INSTRUCTIONS FOR THE TASK — In the lines below, find how many contain the word "name" and report that figure alone.

[Rows from a dataset]

....

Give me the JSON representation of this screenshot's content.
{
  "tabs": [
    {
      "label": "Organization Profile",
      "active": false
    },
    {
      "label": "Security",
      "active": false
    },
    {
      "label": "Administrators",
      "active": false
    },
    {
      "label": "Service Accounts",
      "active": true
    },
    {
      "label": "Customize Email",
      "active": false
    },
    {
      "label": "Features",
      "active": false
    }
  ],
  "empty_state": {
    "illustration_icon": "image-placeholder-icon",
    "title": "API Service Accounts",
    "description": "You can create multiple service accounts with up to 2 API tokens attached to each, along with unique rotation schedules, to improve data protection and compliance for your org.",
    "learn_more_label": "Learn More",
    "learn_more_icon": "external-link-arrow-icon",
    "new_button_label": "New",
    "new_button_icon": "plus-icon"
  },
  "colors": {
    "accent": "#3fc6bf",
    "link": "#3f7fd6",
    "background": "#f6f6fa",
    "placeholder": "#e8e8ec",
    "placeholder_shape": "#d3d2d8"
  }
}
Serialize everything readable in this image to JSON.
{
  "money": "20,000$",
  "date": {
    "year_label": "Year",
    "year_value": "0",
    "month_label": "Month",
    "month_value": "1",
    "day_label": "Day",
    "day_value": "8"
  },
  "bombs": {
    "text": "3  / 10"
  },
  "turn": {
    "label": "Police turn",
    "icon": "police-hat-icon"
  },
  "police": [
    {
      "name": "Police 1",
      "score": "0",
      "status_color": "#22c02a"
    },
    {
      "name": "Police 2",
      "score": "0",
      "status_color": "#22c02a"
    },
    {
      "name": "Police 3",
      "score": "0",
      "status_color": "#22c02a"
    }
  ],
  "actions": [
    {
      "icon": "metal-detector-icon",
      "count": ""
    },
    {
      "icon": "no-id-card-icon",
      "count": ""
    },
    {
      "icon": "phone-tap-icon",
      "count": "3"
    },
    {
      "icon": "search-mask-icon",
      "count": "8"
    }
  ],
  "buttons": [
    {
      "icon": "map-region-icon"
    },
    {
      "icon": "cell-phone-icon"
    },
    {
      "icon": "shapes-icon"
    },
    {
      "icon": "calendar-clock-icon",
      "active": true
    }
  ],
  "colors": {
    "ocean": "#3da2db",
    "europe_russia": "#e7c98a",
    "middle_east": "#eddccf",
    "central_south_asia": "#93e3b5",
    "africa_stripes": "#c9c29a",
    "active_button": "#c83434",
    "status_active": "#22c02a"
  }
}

....

WRITTEN RESPONSE — 3